_Written request_: Using the listing below, report all lines holding the word "wyposażenie".

──────── Records for the exercise

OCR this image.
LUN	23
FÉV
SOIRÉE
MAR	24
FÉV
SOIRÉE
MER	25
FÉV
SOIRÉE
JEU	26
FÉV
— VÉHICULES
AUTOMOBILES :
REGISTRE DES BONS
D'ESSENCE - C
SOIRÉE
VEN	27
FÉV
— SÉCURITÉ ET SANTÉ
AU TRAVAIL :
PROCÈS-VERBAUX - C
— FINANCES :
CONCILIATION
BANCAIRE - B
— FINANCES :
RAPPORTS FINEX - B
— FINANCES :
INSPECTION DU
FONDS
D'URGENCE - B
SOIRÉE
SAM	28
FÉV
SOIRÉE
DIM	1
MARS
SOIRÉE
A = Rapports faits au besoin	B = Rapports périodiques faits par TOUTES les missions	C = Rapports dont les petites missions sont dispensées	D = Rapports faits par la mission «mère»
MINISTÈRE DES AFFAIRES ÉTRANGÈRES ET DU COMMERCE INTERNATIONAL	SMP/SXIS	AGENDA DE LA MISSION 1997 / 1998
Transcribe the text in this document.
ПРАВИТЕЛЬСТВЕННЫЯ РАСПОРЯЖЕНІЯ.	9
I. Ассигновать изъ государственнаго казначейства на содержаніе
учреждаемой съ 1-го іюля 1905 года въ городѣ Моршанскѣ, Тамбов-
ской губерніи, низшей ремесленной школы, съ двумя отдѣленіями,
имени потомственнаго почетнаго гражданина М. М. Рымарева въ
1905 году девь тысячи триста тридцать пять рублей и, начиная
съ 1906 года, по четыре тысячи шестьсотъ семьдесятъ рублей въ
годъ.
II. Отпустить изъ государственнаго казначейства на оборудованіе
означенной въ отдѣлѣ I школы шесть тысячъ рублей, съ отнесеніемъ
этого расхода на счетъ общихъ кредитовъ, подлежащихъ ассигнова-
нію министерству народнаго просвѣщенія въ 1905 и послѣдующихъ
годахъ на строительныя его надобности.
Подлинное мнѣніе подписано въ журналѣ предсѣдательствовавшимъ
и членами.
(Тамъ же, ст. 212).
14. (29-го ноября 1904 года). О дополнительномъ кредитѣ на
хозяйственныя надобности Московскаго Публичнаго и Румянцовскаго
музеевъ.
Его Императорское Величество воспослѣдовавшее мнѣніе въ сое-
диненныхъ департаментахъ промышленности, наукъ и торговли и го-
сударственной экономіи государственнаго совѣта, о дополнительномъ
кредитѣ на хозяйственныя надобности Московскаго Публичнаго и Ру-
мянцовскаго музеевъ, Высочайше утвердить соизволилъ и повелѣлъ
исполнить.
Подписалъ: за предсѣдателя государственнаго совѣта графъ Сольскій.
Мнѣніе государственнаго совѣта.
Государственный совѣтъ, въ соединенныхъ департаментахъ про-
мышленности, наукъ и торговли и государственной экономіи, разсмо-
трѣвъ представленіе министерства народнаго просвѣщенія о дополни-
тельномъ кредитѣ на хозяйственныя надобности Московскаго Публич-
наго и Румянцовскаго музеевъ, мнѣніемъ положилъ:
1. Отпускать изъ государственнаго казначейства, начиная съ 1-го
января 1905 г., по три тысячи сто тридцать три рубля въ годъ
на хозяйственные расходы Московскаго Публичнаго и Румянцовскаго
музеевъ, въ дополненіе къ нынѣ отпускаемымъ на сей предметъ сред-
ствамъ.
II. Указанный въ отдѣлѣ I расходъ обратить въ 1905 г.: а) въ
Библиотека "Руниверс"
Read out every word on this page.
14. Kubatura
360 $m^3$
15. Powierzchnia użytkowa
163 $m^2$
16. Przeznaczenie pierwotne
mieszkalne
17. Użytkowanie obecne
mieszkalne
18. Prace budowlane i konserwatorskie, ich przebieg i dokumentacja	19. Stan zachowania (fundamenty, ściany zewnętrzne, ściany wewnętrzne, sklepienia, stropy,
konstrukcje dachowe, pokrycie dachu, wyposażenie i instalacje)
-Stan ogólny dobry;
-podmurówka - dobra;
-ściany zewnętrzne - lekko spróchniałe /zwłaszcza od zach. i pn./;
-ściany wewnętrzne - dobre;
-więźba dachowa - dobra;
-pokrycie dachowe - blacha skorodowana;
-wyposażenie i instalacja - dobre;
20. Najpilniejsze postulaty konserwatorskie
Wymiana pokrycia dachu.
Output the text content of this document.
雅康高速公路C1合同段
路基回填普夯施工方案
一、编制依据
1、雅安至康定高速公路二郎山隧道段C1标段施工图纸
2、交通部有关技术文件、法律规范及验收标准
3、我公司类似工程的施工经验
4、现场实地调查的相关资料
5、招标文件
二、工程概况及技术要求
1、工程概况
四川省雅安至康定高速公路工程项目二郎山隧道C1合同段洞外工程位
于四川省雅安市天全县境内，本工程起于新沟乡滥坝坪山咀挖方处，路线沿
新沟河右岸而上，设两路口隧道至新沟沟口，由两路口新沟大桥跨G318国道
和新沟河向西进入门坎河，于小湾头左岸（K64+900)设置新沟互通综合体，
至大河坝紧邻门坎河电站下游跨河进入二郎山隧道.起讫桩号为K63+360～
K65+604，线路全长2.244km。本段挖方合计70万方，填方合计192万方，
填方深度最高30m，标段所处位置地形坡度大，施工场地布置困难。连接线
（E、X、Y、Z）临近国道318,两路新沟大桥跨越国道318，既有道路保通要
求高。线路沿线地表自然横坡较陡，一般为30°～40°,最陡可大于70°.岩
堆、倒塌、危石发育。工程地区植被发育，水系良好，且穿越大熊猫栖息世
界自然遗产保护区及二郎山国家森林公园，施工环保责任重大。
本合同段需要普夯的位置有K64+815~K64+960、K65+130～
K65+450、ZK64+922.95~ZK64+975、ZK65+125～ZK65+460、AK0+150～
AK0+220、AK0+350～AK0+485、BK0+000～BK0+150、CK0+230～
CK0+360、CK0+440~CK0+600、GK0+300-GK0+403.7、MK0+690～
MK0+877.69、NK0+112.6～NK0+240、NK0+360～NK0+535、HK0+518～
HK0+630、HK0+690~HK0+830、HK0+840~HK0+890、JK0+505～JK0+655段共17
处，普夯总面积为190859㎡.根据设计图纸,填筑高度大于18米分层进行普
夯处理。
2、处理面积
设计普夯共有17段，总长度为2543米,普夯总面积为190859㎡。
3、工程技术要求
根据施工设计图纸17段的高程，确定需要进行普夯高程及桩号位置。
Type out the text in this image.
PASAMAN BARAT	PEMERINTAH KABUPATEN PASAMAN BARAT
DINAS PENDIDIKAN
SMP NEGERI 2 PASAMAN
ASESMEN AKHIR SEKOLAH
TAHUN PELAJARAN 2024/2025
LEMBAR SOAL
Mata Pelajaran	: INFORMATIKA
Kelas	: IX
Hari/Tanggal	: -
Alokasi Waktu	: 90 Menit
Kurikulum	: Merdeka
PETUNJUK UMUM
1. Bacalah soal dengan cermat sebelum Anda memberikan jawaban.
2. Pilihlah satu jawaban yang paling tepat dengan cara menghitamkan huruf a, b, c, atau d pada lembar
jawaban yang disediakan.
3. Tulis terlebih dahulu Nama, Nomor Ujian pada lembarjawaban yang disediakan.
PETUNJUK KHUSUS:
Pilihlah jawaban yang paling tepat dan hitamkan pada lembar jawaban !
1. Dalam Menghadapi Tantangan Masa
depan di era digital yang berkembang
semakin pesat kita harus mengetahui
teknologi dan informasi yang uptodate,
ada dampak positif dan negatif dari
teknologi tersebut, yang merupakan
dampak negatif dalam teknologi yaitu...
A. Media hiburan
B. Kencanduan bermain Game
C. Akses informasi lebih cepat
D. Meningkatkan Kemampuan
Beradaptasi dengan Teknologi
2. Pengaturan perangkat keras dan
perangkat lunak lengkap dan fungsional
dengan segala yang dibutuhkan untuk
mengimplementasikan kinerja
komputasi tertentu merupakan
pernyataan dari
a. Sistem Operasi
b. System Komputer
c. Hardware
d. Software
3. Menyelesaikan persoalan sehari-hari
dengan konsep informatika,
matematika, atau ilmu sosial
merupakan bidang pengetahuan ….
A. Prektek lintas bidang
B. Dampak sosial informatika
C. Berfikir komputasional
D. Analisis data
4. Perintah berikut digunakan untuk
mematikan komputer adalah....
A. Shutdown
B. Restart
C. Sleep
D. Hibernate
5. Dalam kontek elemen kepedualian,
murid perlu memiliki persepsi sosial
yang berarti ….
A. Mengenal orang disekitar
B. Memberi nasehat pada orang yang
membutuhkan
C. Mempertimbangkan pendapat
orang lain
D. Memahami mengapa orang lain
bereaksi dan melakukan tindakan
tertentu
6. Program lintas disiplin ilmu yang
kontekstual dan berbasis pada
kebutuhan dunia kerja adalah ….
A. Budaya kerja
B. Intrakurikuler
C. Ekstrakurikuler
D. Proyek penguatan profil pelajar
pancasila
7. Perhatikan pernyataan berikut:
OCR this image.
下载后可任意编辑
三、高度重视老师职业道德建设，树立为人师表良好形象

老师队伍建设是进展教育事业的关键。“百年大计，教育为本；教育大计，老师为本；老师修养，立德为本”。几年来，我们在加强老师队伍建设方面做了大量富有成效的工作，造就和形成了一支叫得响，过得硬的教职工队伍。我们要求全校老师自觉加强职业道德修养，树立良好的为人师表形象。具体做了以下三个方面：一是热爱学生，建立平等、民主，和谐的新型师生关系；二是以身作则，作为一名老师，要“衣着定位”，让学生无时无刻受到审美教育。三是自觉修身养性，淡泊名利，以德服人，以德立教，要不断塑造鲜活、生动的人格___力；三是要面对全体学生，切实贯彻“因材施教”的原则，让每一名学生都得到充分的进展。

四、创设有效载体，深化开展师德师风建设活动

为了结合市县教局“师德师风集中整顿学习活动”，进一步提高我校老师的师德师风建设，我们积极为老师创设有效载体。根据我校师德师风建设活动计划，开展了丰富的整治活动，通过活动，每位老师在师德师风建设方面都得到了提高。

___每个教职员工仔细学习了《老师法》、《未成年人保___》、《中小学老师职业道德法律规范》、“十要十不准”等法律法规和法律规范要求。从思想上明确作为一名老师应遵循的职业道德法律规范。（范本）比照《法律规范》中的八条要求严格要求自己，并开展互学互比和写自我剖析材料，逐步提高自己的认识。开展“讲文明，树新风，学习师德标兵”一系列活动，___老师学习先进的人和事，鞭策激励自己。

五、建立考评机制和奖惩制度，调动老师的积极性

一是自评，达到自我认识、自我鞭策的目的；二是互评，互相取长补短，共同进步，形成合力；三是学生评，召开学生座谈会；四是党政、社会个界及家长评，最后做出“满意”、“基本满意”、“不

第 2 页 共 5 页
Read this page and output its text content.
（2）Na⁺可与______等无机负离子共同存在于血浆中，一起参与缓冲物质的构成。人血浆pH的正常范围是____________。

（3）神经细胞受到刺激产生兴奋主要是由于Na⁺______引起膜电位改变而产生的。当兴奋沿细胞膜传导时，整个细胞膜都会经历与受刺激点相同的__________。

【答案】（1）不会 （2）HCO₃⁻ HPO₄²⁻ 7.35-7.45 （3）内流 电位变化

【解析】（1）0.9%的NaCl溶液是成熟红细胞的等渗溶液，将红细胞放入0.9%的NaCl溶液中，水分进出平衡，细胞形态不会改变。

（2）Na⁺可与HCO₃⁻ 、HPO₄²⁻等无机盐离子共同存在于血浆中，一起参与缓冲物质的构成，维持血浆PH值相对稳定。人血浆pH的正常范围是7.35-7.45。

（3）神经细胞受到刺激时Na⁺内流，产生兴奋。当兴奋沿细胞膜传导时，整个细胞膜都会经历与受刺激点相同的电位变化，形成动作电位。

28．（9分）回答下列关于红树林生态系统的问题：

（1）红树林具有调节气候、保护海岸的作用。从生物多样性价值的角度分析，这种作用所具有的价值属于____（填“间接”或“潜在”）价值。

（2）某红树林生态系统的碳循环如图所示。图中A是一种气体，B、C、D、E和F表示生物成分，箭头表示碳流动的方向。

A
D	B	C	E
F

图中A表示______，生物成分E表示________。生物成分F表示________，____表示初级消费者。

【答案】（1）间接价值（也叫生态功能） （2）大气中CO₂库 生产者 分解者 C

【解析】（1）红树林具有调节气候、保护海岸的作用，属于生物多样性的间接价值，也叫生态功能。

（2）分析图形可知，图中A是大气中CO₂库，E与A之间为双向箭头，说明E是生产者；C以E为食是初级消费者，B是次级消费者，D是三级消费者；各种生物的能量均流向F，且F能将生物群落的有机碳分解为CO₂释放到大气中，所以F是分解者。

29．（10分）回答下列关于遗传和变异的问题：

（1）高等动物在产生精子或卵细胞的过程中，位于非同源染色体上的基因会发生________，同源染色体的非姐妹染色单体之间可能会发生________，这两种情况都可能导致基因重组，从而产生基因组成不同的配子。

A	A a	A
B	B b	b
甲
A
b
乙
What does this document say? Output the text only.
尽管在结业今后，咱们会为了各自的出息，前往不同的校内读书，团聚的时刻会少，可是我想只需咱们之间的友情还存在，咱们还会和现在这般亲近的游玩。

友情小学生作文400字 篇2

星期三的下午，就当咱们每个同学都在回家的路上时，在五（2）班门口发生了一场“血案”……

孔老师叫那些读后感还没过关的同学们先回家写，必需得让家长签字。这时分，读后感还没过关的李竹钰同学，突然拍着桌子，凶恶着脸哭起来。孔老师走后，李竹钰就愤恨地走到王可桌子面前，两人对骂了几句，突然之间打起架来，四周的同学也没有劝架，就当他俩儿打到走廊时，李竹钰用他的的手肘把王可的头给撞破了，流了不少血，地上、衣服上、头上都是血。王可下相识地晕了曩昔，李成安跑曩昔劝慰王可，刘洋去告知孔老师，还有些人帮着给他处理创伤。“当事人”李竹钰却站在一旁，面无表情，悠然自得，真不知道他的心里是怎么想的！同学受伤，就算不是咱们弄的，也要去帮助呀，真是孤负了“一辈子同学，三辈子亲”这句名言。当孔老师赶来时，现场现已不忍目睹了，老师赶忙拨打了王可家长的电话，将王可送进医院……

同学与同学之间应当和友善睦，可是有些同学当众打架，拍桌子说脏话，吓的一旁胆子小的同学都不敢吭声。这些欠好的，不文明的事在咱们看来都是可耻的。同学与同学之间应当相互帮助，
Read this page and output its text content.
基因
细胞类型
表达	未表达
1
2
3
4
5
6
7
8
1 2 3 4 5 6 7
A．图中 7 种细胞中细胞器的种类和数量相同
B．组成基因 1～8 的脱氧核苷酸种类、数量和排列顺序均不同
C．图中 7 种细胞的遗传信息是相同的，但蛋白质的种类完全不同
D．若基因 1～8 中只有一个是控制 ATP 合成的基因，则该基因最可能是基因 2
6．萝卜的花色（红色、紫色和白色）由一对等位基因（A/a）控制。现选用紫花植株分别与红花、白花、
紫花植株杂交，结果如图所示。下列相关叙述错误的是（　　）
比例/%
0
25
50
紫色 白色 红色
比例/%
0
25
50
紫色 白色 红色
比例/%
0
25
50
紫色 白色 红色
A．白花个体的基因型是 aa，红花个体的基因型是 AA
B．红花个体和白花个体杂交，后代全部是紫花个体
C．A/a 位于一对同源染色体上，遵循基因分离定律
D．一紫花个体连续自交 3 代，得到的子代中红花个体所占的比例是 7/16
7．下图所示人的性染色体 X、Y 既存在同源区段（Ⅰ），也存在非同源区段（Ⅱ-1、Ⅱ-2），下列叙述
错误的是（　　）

────────────────

_Final result_:
konstrukcje dachowe, pokrycie dachu, wyposażenie i instalacje)
-wyposażenie i instalacja - dobre;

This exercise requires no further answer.